GIVEN INSTRUCTION » Repeat the listing in full, exactly as it stands.

RECORDS PROVIDED »

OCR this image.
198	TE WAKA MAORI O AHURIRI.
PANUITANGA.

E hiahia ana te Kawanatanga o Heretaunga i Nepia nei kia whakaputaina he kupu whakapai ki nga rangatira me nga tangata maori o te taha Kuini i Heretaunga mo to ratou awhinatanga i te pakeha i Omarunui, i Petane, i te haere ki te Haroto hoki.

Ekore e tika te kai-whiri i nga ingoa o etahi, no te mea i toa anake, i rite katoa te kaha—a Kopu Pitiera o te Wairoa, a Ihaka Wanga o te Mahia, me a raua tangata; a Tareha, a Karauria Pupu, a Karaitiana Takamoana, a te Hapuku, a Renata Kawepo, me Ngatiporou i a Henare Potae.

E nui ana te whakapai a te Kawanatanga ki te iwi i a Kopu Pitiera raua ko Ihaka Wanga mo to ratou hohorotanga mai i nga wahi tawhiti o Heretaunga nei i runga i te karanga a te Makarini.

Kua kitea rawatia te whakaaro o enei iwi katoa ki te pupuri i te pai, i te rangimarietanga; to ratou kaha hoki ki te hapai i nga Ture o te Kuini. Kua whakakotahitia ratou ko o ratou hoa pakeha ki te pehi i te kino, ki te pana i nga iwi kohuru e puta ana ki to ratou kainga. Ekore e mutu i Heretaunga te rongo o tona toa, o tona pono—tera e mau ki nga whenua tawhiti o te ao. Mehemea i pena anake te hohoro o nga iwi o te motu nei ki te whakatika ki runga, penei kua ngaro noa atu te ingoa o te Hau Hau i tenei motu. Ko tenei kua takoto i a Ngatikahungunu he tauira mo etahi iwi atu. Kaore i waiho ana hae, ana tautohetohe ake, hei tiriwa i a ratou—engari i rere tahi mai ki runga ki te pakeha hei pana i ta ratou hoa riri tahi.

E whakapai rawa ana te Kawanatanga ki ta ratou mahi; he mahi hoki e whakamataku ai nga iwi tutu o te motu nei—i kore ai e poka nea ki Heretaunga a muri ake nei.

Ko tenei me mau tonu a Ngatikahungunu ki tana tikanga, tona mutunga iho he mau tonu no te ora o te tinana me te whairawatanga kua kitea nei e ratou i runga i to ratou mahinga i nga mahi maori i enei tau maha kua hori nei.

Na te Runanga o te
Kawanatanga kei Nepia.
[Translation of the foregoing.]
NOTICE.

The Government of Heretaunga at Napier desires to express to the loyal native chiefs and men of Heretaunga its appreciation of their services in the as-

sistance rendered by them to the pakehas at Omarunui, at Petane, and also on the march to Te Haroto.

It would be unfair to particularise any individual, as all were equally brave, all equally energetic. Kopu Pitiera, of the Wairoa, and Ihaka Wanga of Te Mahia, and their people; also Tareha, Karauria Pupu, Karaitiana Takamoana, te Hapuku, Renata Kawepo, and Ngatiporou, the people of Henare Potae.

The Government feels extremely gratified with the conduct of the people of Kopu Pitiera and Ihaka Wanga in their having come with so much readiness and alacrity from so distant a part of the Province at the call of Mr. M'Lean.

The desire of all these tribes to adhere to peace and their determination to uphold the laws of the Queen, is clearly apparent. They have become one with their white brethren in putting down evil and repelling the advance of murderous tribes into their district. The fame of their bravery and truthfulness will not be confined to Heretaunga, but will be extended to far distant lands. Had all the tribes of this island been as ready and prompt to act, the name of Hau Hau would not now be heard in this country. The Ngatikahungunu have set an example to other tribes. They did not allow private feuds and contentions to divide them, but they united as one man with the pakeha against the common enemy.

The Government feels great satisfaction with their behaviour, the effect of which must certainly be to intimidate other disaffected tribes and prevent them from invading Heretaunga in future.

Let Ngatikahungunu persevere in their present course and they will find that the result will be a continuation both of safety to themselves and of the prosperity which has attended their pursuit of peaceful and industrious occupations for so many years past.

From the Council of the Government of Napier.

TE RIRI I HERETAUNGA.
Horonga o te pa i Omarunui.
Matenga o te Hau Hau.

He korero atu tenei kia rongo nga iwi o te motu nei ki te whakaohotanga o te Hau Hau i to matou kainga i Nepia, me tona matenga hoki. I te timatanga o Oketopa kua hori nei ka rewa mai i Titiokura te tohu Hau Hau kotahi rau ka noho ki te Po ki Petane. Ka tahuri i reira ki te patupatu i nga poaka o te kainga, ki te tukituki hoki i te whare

ANSWER FOR THIS EXERCISE »
OCR this image.
198	TE WAKA MAORI O AHURIRI.
PANUITANGA.

E hiahia ana te Kawanatanga o Heretaunga i Nepia nei kia whakaputaina he kupu whakapai ki nga rangatira me nga tangata maori o te taha Kuini i Heretaunga mo to ratou awhinatanga i te pakeha i Omarunui, i Petane, i te haere ki te Haroto hoki.

Ekore e tika te kai-whiri i nga ingoa o etahi, no te mea i toa anake, i rite katoa te kaha—a Kopu Pitiera o te Wairoa, a Ihaka Wanga o te Mahia, me a raua tangata; a Tareha, a Karauria Pupu, a Karaitiana Takamoana, a te Hapuku, a Renata Kawepo, me Ngatiporou i a Henare Potae.

E nui ana te whakapai a te Kawanatanga ki te iwi i a Kopu Pitiera raua ko Ihaka Wanga mo to ratou hohorotanga mai i nga wahi tawhiti o Heretaunga nei i runga i te karanga a te Makarini.

Kua kitea rawatia te whakaaro o enei iwi katoa ki te pupuri i te pai, i te rangimarietanga; to ratou kaha hoki ki te hapai i nga Ture o te Kuini. Kua whakakotahitia ratou ko o ratou hoa pakeha ki te pehi i te kino, ki te pana i nga iwi kohuru e puta ana ki to ratou kainga. Ekore e mutu i Heretaunga te rongo o tona toa, o tona pono—tera e mau ki nga whenua tawhiti o te ao. Mehemea i pena anake te hohoro o nga iwi o te motu nei ki te whakatika ki runga, penei kua ngaro noa atu te ingoa o te Hau Hau i tenei motu. Ko tenei kua takoto i a Ngatikahungunu he tauira mo etahi iwi atu. Kaore i waiho ana hae, ana tautohetohe ake, hei tiriwa i a ratou—engari i rere tahi mai ki runga ki te pakeha hei pana i ta ratou hoa riri tahi.

E whakapai rawa ana te Kawanatanga ki ta ratou mahi; he mahi hoki e whakamataku ai nga iwi tutu o te motu nei—i kore ai e poka nea ki Heretaunga a muri ake nei.

Ko tenei me mau tonu a Ngatikahungunu ki tana tikanga, tona mutunga iho he mau tonu no te ora o te tinana me te whairawatanga kua kitea nei e ratou i runga i to ratou mahinga i nga mahi maori i enei tau maha kua hori nei.

Na te Runanga o te
Kawanatanga kei Nepia.
[Translation of the foregoing.]
NOTICE.

The Government of Heretaunga at Napier desires to express to the loyal native chiefs and men of Heretaunga its appreciation of their services in the as-

sistance rendered by them to the pakehas at Omarunui, at Petane, and also on the march to Te Haroto.

It would be unfair to particularise any individual, as all were equally brave, all equally energetic. Kopu Pitiera, of the Wairoa, and Ihaka Wanga of Te Mahia, and their people; also Tareha, Karauria Pupu, Karaitiana Takamoana, te Hapuku, Renata Kawepo, and Ngatiporou, the people of Henare Potae.

The Government feels extremely gratified with the conduct of the people of Kopu Pitiera and Ihaka Wanga in their having come with so much readiness and alacrity from so distant a part of the Province at the call of Mr. M'Lean.

The desire of all these tribes to adhere to peace and their determination to uphold the laws of the Queen, is clearly apparent. They have become one with their white brethren in putting down evil and repelling the advance of murderous tribes into their district. The fame of their bravery and truthfulness will not be confined to Heretaunga, but will be extended to far distant lands. Had all the tribes of this island been as ready and prompt to act, the name of Hau Hau would not now be heard in this country. The Ngatikahungunu have set an example to other tribes. They did not allow private feuds and contentions to divide them, but they united as one man with the pakeha against the common enemy.

The Government feels great satisfaction with their behaviour, the effect of which must certainly be to intimidate other disaffected tribes and prevent them from invading Heretaunga in future.

Let Ngatikahungunu persevere in their present course and they will find that the result will be a continuation both of safety to themselves and of the prosperity which has attended their pursuit of peaceful and industrious occupations for so many years past.

From the Council of the Government of Napier.

TE RIRI I HERETAUNGA.
Horonga o te pa i Omarunui.
Matenga o te Hau Hau.

He korero atu tenei kia rongo nga iwi o te motu nei ki te whakaohotanga o te Hau Hau i to matou kainga i Nepia, me tona matenga hoki. I te timatanga o Oketopa kua hori nei ka rewa mai i Titiokura te tohu Hau Hau kotahi rau ka noho ki te Po ki Petane. Ka tahuri i reira ki te patupatu i nga poaka o te kainga, ki te tukituki hoki i te whare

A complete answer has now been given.